[BEGIN]

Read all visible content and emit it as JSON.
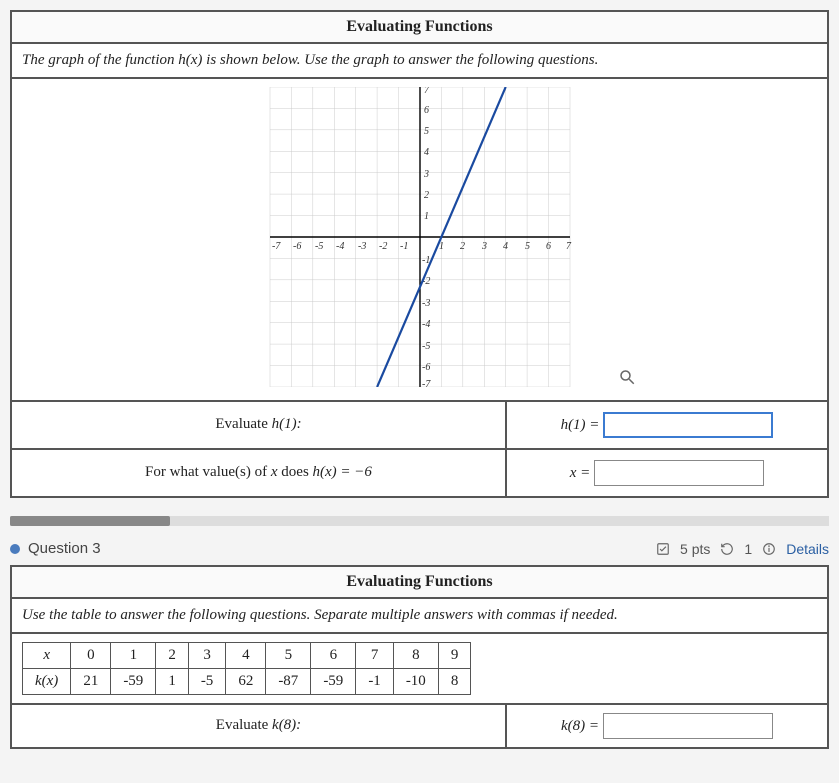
{
  "q2": {
    "title": "Evaluating Functions",
    "instruction_pre": "The graph of the function ",
    "instruction_fn": "h(x)",
    "instruction_post": " is shown below. Use the graph to answer the following questions.",
    "row1_prompt_pre": "Evaluate ",
    "row1_prompt_fn": "h(1):",
    "row1_answer_label": "h(1) =",
    "row1_value": "",
    "row2_prompt_pre": "For what value(s) of ",
    "row2_prompt_var": "x",
    "row2_prompt_mid": " does ",
    "row2_prompt_fn": "h(x) = −6",
    "row2_answer_label": "x =",
    "row2_value": ""
  },
  "chart_data": {
    "type": "line",
    "title": "",
    "xlabel": "",
    "ylabel": "",
    "xlim": [
      -7,
      7
    ],
    "ylim": [
      -7,
      7
    ],
    "xticks": [
      -7,
      -6,
      -5,
      -4,
      -3,
      -2,
      -1,
      1,
      2,
      3,
      4,
      5,
      6,
      7
    ],
    "yticks": [
      -7,
      -6,
      -5,
      -4,
      -3,
      -2,
      -1,
      1,
      2,
      3,
      4,
      5,
      6,
      7
    ],
    "series": [
      {
        "name": "h(x)",
        "x": [
          -2,
          4
        ],
        "y": [
          -7,
          7
        ]
      }
    ],
    "grid": true
  },
  "q3": {
    "header": "Question 3",
    "pts": "5 pts",
    "attempts": "1",
    "details": "Details",
    "title": "Evaluating Functions",
    "instruction": "Use the table to answer the following questions. Separate multiple answers with commas if needed.",
    "row_var": "x",
    "row_fn": "k(x)",
    "x_vals": [
      "0",
      "1",
      "2",
      "3",
      "4",
      "5",
      "6",
      "7",
      "8",
      "9"
    ],
    "k_vals": [
      "21",
      "-59",
      "1",
      "-5",
      "62",
      "-87",
      "-59",
      "-1",
      "-10",
      "8"
    ],
    "eval_prompt_pre": "Evaluate ",
    "eval_prompt_fn": "k(8):",
    "eval_answer_label": "k(8) =",
    "eval_value": ""
  },
  "icons": {
    "check": "check-square-icon",
    "reset": "reset-icon",
    "info": "info-icon",
    "magnify": "magnify-icon"
  }
}
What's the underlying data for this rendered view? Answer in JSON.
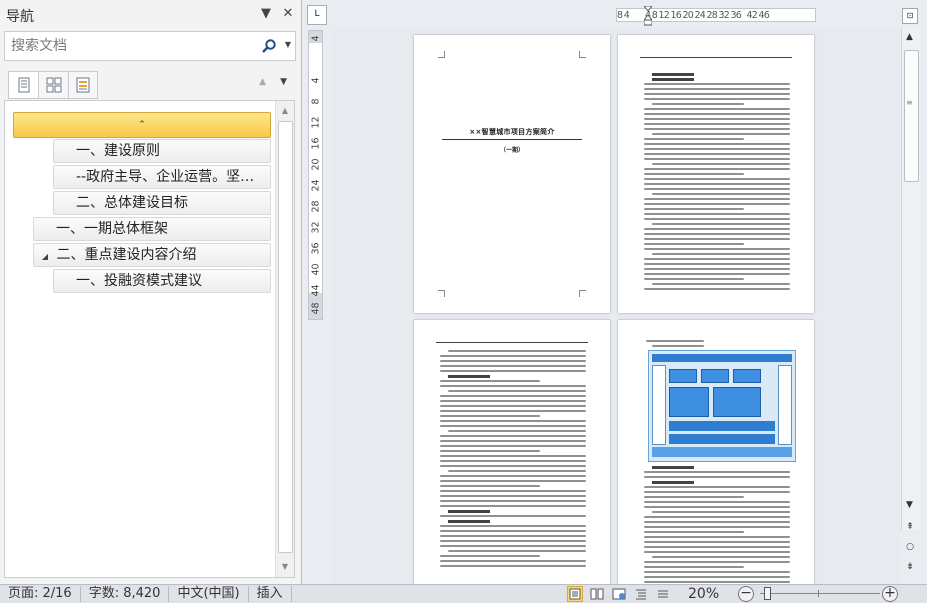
{
  "nav": {
    "title": "导航",
    "search_placeholder": "搜索文档",
    "tree": [
      {
        "label": "⌃",
        "selected": true
      },
      {
        "label": "一、建设原则"
      },
      {
        "label": "--政府主导、企业运营。坚…"
      },
      {
        "label": "二、总体建设目标"
      },
      {
        "label": "一、一期总体框架"
      },
      {
        "label": "二、重点建设内容介绍",
        "expander": "◢"
      },
      {
        "label": "一、投融资模式建议"
      }
    ]
  },
  "ruler": {
    "corner": "L",
    "h_ticks": [
      "8",
      "4",
      "4",
      "8",
      "12",
      "16",
      "20",
      "24",
      "28",
      "32",
      "36",
      "42",
      "46"
    ],
    "v_ticks": [
      "4",
      "4",
      "8",
      "12",
      "16",
      "20",
      "24",
      "28",
      "32",
      "36",
      "40",
      "44",
      "48"
    ]
  },
  "pages": {
    "cover_title": "××智慧城市项目方案简介",
    "cover_sub": "（一期）"
  },
  "status": {
    "page": "页面: 2/16",
    "words": "字数: 8,420",
    "language": "中文(中国)",
    "mode": "插入",
    "zoom": "20%"
  }
}
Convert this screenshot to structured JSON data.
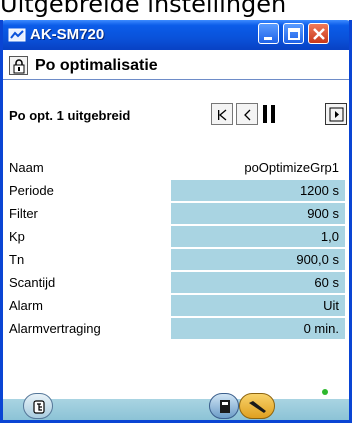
{
  "page_caption": "Uitgebreide instellingen",
  "window": {
    "title": "AK-SM720"
  },
  "header": {
    "title": "Po optimalisatie"
  },
  "subheader": {
    "title": "Po opt. 1 uitgebreid"
  },
  "settings": [
    {
      "label": "Naam",
      "value": "poOptimizeGrp1",
      "editable": false
    },
    {
      "label": "Periode",
      "value": "1200 s",
      "editable": true
    },
    {
      "label": "Filter",
      "value": "900 s",
      "editable": true
    },
    {
      "label": "Kp",
      "value": "1,0",
      "editable": true
    },
    {
      "label": "Tn",
      "value": "900,0 s",
      "editable": true
    },
    {
      "label": "Scantijd",
      "value": "60 s",
      "editable": true
    },
    {
      "label": "Alarm",
      "value": "Uit",
      "editable": true
    },
    {
      "label": "Alarmvertraging",
      "value": "0 min.",
      "editable": true
    }
  ],
  "colors": {
    "titlebar": "#0A52DA",
    "value_field": "#A9D4E2",
    "status_ok": "#2DB82D"
  }
}
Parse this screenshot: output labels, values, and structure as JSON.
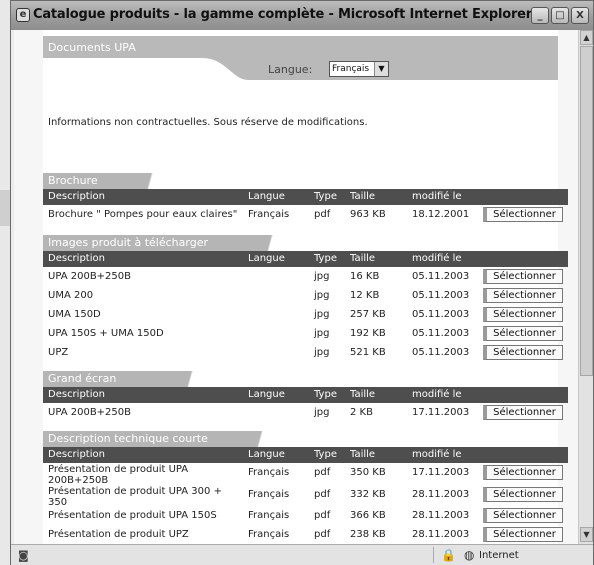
{
  "window": {
    "title": "Catalogue produits - la gamme complète - Microsoft Internet Explorer",
    "title_icon": "e",
    "btn_minimize": "_",
    "btn_maximize": "□",
    "btn_close": "X"
  },
  "page": {
    "top_band_label": "Documents UPA",
    "lang_label": "Langue:",
    "lang_value": "Français",
    "notice": "Informations non contractuelles. Sous réserve de modifications."
  },
  "columns": {
    "desc": "Description",
    "lang": "Langue",
    "type": "Type",
    "size": "Taille",
    "date": "modifié le"
  },
  "select_label": "Sélectionner",
  "sections": [
    {
      "title": "Brochure",
      "rows": [
        {
          "desc": "Brochure \" Pompes pour eaux claires\"",
          "lang": "Français",
          "type": "pdf",
          "size": "963 KB",
          "date": "18.12.2001"
        }
      ]
    },
    {
      "title": "Images produit à télécharger",
      "rows": [
        {
          "desc": "UPA 200B+250B",
          "lang": "",
          "type": "jpg",
          "size": "16 KB",
          "date": "05.11.2003"
        },
        {
          "desc": "UMA 200",
          "lang": "",
          "type": "jpg",
          "size": "12 KB",
          "date": "05.11.2003"
        },
        {
          "desc": "UMA 150D",
          "lang": "",
          "type": "jpg",
          "size": "257 KB",
          "date": "05.11.2003"
        },
        {
          "desc": "UPA 150S + UMA 150D",
          "lang": "",
          "type": "jpg",
          "size": "192 KB",
          "date": "05.11.2003"
        },
        {
          "desc": "UPZ",
          "lang": "",
          "type": "jpg",
          "size": "521 KB",
          "date": "05.11.2003"
        }
      ]
    },
    {
      "title": "Grand écran",
      "rows": [
        {
          "desc": "UPA 200B+250B",
          "lang": "",
          "type": "jpg",
          "size": "2 KB",
          "date": "17.11.2003"
        }
      ]
    },
    {
      "title": "Description technique courte",
      "rows": [
        {
          "desc": "Présentation de produit UPA 200B+250B",
          "lang": "Français",
          "type": "pdf",
          "size": "350 KB",
          "date": "17.11.2003"
        },
        {
          "desc": "Présentation de produit UPA 300 + 350",
          "lang": "Français",
          "type": "pdf",
          "size": "332 KB",
          "date": "28.11.2003"
        },
        {
          "desc": "Présentation de produit UPA 150S",
          "lang": "Français",
          "type": "pdf",
          "size": "366 KB",
          "date": "28.11.2003"
        },
        {
          "desc": "Présentation de produit UPZ",
          "lang": "Français",
          "type": "pdf",
          "size": "238 KB",
          "date": "28.11.2003"
        }
      ]
    }
  ],
  "status": {
    "zone": "Internet",
    "page_icon": "ie-page-icon",
    "lock_icon": "lock-icon",
    "zone_icon": "globe-icon"
  }
}
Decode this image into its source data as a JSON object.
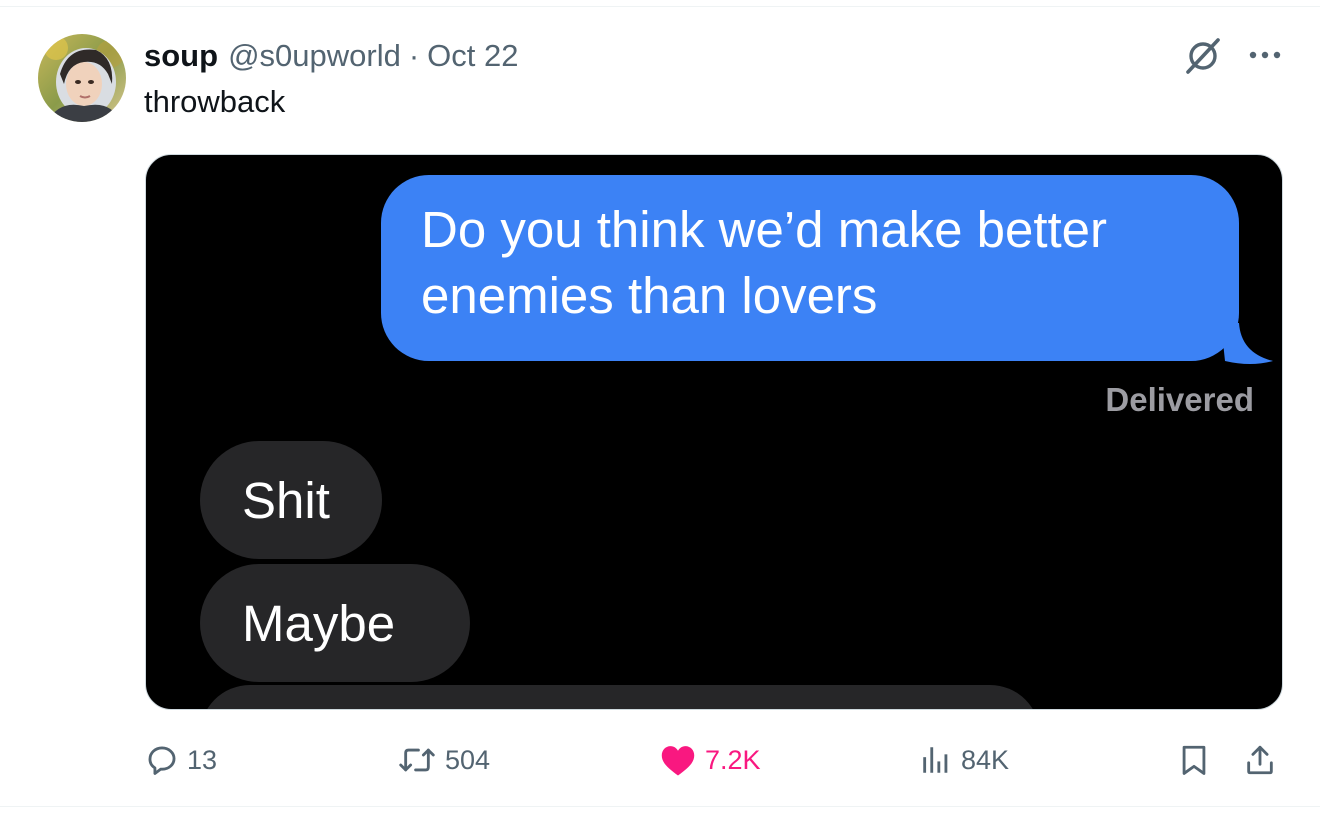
{
  "tweet": {
    "author": {
      "display_name": "soup",
      "handle": "@s0upworld",
      "separator": "·",
      "time": "Oct 22"
    },
    "text": "throwback",
    "top_icons": [
      "grok-icon",
      "more-icon"
    ],
    "media": {
      "sent_message_line1": "Do you think we’d make better",
      "sent_message_line2": "enemies than lovers",
      "status": "Delivered",
      "received_messages": [
        "Shit",
        "Maybe"
      ],
      "colors": {
        "background": "#000000",
        "sent_bubble": "#3c82f5",
        "received_bubble": "#262628"
      }
    },
    "actions": {
      "replies": "13",
      "reposts": "504",
      "likes": "7.2K",
      "views": "84K",
      "liked": true
    }
  },
  "colors": {
    "text_primary": "#0f1419",
    "text_secondary": "#536471",
    "like_pink": "#f91880"
  }
}
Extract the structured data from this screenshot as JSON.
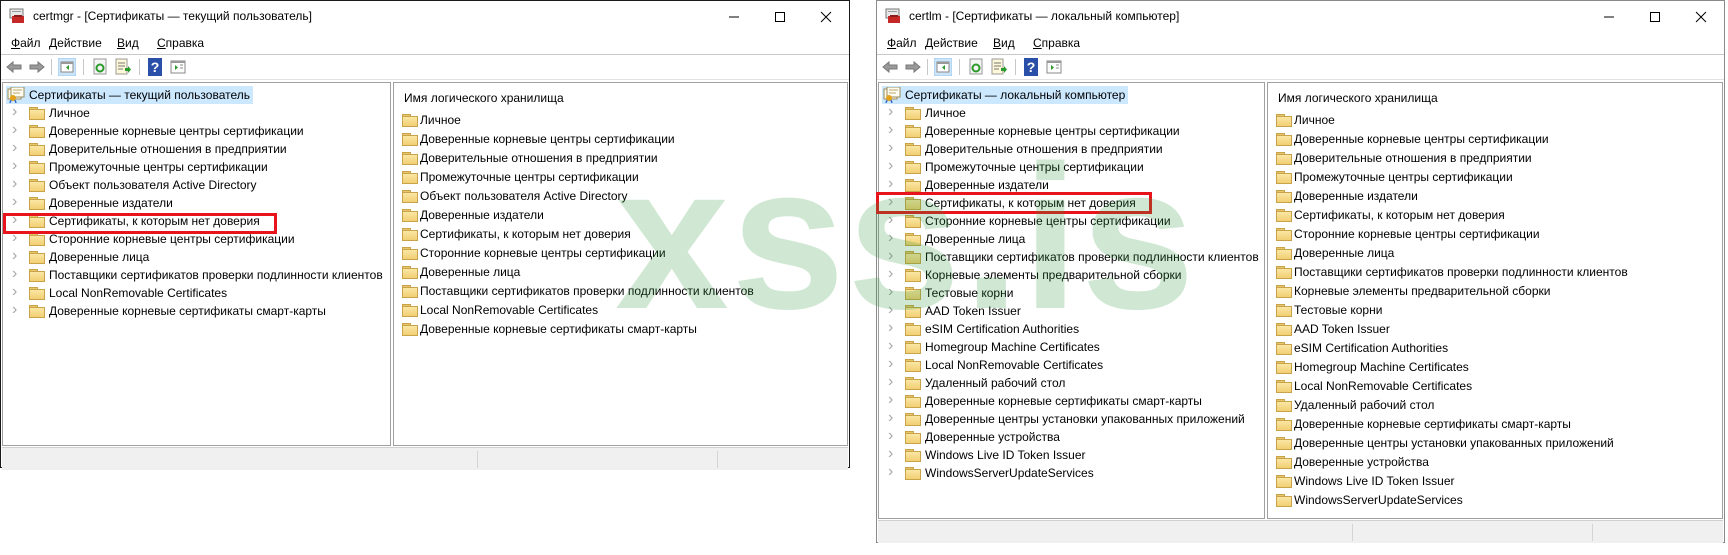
{
  "windows": [
    {
      "title": "certmgr - [Сертификаты — текущий пользователь]",
      "menu": [
        {
          "key": "Ф",
          "rest": "айл"
        },
        {
          "key": "Д",
          "rest": "ействие"
        },
        {
          "key": "В",
          "rest": "ид"
        },
        {
          "key": "С",
          "rest": "правка"
        }
      ],
      "tree_root": "Сертификаты — текущий пользователь",
      "tree_items": [
        "Личное",
        "Доверенные корневые центры сертификации",
        "Доверительные отношения в предприятии",
        "Промежуточные центры сертификации",
        "Объект пользователя Active Directory",
        "Доверенные издатели",
        "Сертификаты, к которым нет доверия",
        "Сторонние корневые центры сертификации",
        "Доверенные лица",
        "Поставщики сертификатов проверки подлинности клиентов",
        "Local NonRemovable Certificates",
        "Доверенные корневые сертификаты смарт-карты"
      ],
      "highlighted_item": "Сертификаты, к которым нет доверия",
      "list_header": "Имя логического хранилища",
      "list_items": [
        "Личное",
        "Доверенные корневые центры сертификации",
        "Доверительные отношения в предприятии",
        "Промежуточные центры сертификации",
        "Объект пользователя Active Directory",
        "Доверенные издатели",
        "Сертификаты, к которым нет доверия",
        "Сторонние корневые центры сертификации",
        "Доверенные лица",
        "Поставщики сертификатов проверки подлинности клиентов",
        "Local NonRemovable Certificates",
        "Доверенные корневые сертификаты смарт-карты"
      ]
    },
    {
      "title": "certlm - [Сертификаты — локальный компьютер]",
      "menu": [
        {
          "key": "Ф",
          "rest": "айл"
        },
        {
          "key": "Д",
          "rest": "ействие"
        },
        {
          "key": "В",
          "rest": "ид"
        },
        {
          "key": "С",
          "rest": "правка"
        }
      ],
      "tree_root": "Сертификаты — локальный компьютер",
      "tree_items": [
        "Личное",
        "Доверенные корневые центры сертификации",
        "Доверительные отношения в предприятии",
        "Промежуточные центры сертификации",
        "Доверенные издатели",
        "Сертификаты, к которым нет доверия",
        "Сторонние корневые центры сертификации",
        "Доверенные лица",
        "Поставщики сертификатов проверки подлинности клиентов",
        "Корневые элементы предварительной сборки",
        "Тестовые корни",
        "AAD Token Issuer",
        "eSIM Certification Authorities",
        "Homegroup Machine Certificates",
        "Local NonRemovable Certificates",
        "Удаленный рабочий стол",
        "Доверенные корневые сертификаты смарт-карты",
        "Доверенные центры установки упакованных приложений",
        "Доверенные устройства",
        "Windows Live ID Token Issuer",
        "WindowsServerUpdateServices"
      ],
      "highlighted_item": "Сертификаты, к которым нет доверия",
      "list_header": "Имя логического хранилища",
      "list_items": [
        "Личное",
        "Доверенные корневые центры сертификации",
        "Доверительные отношения в предприятии",
        "Промежуточные центры сертификации",
        "Доверенные издатели",
        "Сертификаты, к которым нет доверия",
        "Сторонние корневые центры сертификации",
        "Доверенные лица",
        "Поставщики сертификатов проверки подлинности клиентов",
        "Корневые элементы предварительной сборки",
        "Тестовые корни",
        "AAD Token Issuer",
        "eSIM Certification Authorities",
        "Homegroup Machine Certificates",
        "Local NonRemovable Certificates",
        "Удаленный рабочий стол",
        "Доверенные корневые сертификаты смарт-карты",
        "Доверенные центры установки упакованных приложений",
        "Доверенные устройства",
        "Windows Live ID Token Issuer",
        "WindowsServerUpdateServices"
      ]
    }
  ],
  "toolbar_icons": [
    "back-arrow-icon",
    "forward-arrow-icon",
    "show-hide-console-tree-icon",
    "refresh-icon",
    "export-list-icon",
    "help-icon",
    "show-action-pane-icon"
  ],
  "watermark": "xss.is",
  "colors": {
    "highlight_box": "#e8141c",
    "selection": "#cce8ff",
    "watermark": "#2e9b3c",
    "folder": "#f2cf73"
  }
}
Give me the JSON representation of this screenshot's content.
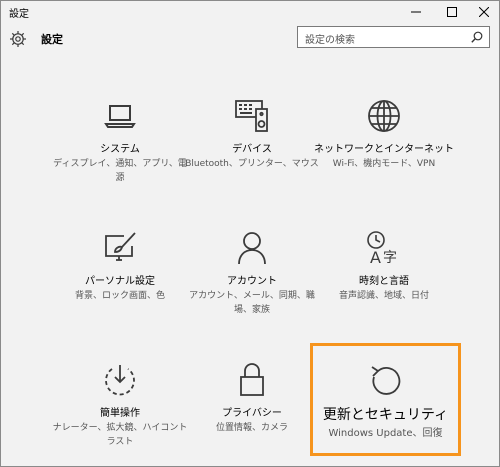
{
  "window": {
    "title": "設定"
  },
  "header": {
    "title": "設定"
  },
  "search": {
    "placeholder": "設定の検索"
  },
  "colors": {
    "accent": "#f6941d",
    "icon": "#3b3b3b",
    "background": "#f2f2f2"
  },
  "tiles": [
    {
      "icon": "laptop-icon",
      "name": "システム",
      "desc": "ディスプレイ、通知、アプリ、電源"
    },
    {
      "icon": "devices-icon",
      "name": "デバイス",
      "desc": "Bluetooth、プリンター、マウス"
    },
    {
      "icon": "globe-icon",
      "name": "ネットワークとインターネット",
      "desc": "Wi-Fi、機内モード、VPN"
    },
    {
      "icon": "personalization-icon",
      "name": "パーソナル設定",
      "desc": "背景、ロック画面、色"
    },
    {
      "icon": "person-icon",
      "name": "アカウント",
      "desc": "アカウント、メール、同期、職場、家族"
    },
    {
      "icon": "time-language-icon",
      "name": "時刻と言語",
      "desc": "音声認識、地域、日付"
    },
    {
      "icon": "ease-of-access-icon",
      "name": "簡単操作",
      "desc": "ナレーター、拡大鏡、ハイコントラスト"
    },
    {
      "icon": "lock-icon",
      "name": "プライバシー",
      "desc": "位置情報、カメラ"
    },
    {
      "icon": "refresh-icon",
      "name": "更新とセキュリティ",
      "desc": "Windows Update、回復"
    }
  ]
}
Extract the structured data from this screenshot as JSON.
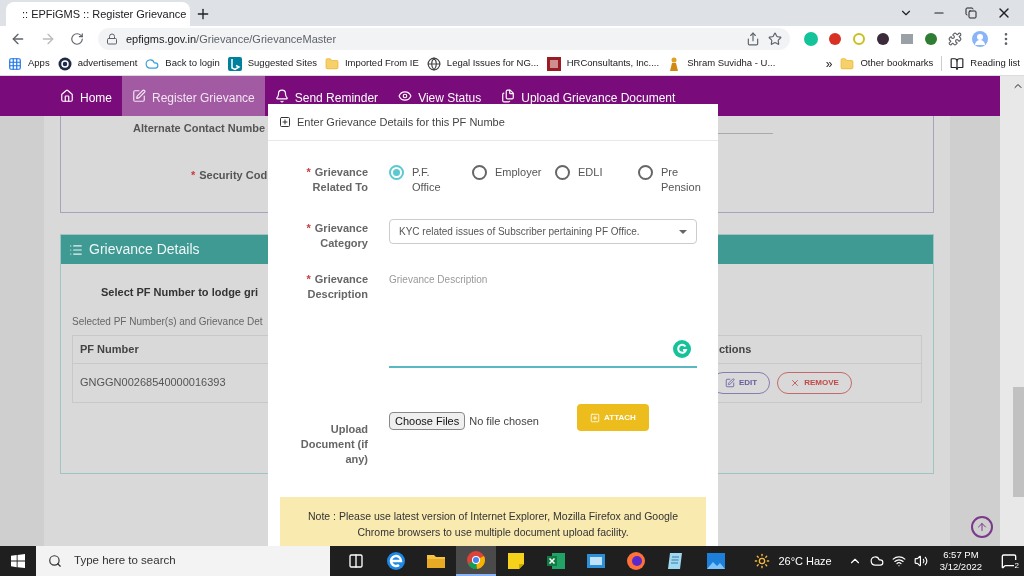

[END]

(EXERCISE REQUIREMENTS): Scan the material above for the string "компьютер" and report each line where you find it.

(WRITTEN ANSWER):
      "title": "certlm - [Сертификаты — локальный компьютер]",
      "tree_root": "Сертификаты — локальный компьютер",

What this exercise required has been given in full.